● WHAT IS NEEDED: Your task is to repeat the listing exactly.

Figure content listings:
--- Start ---
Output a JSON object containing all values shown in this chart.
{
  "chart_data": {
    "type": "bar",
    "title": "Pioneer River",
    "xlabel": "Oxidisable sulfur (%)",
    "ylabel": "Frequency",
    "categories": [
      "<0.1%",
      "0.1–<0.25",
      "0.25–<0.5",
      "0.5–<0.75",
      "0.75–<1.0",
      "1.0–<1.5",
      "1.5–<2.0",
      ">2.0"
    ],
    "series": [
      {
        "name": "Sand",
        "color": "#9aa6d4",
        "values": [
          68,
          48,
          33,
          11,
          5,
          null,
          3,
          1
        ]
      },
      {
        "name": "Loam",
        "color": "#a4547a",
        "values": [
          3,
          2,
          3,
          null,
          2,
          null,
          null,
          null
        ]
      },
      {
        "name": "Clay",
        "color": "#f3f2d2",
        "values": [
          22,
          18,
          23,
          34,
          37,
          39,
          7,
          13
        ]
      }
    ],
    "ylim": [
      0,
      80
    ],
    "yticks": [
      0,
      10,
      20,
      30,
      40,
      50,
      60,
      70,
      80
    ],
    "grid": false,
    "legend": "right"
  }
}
--- End ---
● REPLY TO THE TASK:
Output a JSON object containing all values shown in this chart.
{
  "chart_data": {
    "type": "bar",
    "title": "Pioneer River",
    "xlabel": "Oxidisable sulfur (%)",
    "ylabel": "Frequency",
    "categories": [
      "<0.1%",
      "0.1–<0.25",
      "0.25–<0.5",
      "0.5–<0.75",
      "0.75–<1.0",
      "1.0–<1.5",
      "1.5–<2.0",
      ">2.0"
    ],
    "series": [
      {
        "name": "Sand",
        "color": "#9aa6d4",
        "values": [
          68,
          48,
          33,
          11,
          5,
          null,
          3,
          1
        ]
      },
      {
        "name": "Loam",
        "color": "#a4547a",
        "values": [
          3,
          2,
          3,
          null,
          2,
          null,
          null,
          null
        ]
      },
      {
        "name": "Clay",
        "color": "#f3f2d2",
        "values": [
          22,
          18,
          23,
          34,
          37,
          39,
          7,
          13
        ]
      }
    ],
    "ylim": [
      0,
      80
    ],
    "yticks": [
      0,
      10,
      20,
      30,
      40,
      50,
      60,
      70,
      80
    ],
    "grid": false,
    "legend": "right"
  }
}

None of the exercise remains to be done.